- _TASK DETAILS_
Take each line containing "Bonny" and report it exactly as written.
**** DATA SHOWN
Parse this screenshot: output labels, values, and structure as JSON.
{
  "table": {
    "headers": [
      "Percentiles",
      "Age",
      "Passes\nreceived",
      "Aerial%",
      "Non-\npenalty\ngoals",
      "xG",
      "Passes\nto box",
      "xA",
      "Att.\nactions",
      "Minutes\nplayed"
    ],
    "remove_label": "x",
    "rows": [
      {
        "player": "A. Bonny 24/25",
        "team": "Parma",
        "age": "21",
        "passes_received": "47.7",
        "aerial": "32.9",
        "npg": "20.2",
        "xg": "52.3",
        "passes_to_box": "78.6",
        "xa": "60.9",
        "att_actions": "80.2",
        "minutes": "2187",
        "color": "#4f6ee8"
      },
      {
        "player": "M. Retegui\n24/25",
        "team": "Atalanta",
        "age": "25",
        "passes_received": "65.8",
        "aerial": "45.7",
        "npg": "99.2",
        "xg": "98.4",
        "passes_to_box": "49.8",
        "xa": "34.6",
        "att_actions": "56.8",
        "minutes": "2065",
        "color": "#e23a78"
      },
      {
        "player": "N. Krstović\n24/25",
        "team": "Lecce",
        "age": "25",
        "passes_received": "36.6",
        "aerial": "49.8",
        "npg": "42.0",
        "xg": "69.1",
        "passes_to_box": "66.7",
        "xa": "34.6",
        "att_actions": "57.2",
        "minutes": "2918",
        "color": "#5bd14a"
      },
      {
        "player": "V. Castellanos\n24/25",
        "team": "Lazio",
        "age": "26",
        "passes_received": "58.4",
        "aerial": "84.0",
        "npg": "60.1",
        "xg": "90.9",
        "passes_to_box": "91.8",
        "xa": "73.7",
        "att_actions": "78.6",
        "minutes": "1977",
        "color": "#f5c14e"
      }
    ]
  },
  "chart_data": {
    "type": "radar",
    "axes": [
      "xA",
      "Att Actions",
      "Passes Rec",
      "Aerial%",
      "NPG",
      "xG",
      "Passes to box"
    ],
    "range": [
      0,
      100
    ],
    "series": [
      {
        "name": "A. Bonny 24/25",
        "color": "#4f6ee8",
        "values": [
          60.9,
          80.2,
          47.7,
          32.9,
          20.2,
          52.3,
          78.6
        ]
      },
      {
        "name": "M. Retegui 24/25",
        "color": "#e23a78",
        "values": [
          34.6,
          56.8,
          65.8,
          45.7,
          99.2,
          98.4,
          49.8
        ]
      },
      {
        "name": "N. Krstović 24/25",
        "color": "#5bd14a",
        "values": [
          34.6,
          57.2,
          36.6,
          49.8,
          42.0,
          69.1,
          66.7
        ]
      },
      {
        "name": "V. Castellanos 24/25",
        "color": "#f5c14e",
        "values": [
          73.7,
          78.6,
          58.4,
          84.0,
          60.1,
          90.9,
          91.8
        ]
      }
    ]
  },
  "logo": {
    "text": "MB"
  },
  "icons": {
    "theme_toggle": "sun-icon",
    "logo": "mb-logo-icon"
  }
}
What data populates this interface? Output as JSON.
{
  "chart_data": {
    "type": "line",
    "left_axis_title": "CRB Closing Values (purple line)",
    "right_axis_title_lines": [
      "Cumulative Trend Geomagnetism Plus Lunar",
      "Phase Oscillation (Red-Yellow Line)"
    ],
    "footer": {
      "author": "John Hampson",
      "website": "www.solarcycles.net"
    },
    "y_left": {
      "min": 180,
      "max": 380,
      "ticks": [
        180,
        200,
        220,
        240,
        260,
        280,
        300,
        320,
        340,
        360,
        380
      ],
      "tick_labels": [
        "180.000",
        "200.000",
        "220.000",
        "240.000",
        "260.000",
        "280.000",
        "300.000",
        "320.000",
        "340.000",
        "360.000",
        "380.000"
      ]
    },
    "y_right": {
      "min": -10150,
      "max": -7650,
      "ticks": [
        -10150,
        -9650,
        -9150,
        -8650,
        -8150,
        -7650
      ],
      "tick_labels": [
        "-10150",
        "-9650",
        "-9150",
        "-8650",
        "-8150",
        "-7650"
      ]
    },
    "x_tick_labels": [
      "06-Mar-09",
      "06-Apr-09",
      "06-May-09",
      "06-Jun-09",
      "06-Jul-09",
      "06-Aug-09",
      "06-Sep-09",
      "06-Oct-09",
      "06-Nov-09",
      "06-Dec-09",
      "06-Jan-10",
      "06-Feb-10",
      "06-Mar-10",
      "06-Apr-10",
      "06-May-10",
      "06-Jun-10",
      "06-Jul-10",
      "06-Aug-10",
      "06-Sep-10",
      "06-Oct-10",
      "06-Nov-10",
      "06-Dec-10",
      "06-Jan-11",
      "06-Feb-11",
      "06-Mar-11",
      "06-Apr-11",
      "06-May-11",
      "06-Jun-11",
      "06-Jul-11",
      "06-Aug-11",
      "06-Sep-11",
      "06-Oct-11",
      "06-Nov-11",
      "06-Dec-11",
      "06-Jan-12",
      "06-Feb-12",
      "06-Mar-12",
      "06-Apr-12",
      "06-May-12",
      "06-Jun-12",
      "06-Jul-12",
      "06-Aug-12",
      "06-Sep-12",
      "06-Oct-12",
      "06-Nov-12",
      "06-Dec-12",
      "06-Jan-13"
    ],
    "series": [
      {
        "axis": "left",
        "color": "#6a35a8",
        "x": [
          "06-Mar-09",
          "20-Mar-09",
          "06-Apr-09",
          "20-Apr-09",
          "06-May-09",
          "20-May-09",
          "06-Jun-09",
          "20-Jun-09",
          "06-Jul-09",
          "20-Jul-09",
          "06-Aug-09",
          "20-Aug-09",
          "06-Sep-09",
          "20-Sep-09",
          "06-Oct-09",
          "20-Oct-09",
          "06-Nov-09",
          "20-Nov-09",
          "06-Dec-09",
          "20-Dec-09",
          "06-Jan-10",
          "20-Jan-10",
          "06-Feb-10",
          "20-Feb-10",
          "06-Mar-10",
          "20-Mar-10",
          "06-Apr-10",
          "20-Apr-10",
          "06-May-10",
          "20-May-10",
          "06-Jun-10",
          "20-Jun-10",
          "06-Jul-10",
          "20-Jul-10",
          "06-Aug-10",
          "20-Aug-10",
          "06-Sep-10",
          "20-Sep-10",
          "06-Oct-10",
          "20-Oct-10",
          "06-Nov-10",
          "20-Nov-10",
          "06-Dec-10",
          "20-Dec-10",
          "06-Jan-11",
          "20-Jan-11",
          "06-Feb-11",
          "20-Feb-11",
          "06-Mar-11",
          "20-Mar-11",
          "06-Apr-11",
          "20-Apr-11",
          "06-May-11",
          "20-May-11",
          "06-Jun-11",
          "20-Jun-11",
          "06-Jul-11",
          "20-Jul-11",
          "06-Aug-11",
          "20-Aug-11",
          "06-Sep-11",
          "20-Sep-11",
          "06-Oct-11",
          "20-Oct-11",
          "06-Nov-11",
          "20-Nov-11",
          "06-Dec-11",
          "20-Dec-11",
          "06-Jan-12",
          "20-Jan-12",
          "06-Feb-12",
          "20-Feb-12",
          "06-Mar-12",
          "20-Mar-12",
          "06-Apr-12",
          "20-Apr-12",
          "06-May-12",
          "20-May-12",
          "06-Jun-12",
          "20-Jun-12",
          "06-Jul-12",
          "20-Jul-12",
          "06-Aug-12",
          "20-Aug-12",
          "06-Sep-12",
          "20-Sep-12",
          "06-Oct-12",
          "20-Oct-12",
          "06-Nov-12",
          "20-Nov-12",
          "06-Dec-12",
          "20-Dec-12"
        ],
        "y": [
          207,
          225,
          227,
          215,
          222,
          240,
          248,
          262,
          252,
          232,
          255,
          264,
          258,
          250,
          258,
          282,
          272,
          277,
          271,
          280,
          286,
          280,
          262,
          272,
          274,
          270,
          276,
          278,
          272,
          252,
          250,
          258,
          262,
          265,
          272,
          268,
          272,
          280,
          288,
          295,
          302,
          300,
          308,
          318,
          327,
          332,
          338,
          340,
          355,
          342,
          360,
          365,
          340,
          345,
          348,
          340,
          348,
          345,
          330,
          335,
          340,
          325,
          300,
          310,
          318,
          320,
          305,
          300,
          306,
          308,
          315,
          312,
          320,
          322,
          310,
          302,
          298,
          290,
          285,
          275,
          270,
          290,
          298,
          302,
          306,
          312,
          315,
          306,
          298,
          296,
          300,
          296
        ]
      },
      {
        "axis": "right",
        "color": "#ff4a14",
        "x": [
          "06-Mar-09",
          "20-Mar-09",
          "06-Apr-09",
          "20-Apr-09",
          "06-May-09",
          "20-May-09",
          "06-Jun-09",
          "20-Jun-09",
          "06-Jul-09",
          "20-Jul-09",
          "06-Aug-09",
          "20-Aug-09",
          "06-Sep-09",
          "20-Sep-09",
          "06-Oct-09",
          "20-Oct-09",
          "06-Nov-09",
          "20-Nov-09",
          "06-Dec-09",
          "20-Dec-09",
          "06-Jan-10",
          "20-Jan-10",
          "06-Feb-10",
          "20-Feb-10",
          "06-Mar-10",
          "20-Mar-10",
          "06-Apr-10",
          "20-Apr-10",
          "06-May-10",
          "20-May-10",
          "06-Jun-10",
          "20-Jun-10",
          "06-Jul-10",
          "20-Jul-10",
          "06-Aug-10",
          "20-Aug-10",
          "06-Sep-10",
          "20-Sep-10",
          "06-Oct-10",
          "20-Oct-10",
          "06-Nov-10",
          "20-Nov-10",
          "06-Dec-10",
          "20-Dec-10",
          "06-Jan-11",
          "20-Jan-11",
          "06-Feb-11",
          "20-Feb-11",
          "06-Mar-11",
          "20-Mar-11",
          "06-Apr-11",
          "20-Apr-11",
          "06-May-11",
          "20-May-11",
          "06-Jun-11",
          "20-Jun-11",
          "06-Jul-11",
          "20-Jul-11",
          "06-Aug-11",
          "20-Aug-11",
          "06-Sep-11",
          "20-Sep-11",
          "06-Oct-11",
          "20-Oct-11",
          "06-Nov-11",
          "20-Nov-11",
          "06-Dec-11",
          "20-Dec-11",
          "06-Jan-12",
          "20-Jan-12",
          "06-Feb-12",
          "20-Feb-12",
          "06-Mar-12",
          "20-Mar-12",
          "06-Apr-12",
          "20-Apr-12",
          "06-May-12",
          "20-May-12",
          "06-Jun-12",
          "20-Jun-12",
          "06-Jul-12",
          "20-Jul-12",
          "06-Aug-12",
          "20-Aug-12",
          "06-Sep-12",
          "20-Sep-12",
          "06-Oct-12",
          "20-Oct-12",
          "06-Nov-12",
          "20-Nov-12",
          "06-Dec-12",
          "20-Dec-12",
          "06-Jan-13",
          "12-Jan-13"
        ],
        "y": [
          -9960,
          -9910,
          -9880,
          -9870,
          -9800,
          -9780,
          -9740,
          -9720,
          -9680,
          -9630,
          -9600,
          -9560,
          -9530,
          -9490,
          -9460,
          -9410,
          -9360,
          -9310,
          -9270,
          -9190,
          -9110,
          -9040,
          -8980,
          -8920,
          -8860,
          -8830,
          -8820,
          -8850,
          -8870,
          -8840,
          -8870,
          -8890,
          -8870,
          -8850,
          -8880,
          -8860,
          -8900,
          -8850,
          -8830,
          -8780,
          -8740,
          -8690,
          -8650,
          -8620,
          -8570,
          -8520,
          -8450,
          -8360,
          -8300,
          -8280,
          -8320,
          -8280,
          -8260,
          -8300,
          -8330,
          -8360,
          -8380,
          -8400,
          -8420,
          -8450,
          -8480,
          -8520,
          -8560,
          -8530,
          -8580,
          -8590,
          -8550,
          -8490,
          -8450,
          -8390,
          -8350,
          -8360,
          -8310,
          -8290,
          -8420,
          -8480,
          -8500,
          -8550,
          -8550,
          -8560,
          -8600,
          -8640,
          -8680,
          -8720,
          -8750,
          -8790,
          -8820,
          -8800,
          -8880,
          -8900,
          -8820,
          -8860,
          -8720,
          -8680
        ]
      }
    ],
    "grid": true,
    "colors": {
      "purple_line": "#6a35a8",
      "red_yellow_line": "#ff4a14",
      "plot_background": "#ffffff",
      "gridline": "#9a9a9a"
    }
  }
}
********
- _SOLVED PROBLEM_
        "player": "A. Bonny 24/25",
        "name": "A. Bonny 24/25",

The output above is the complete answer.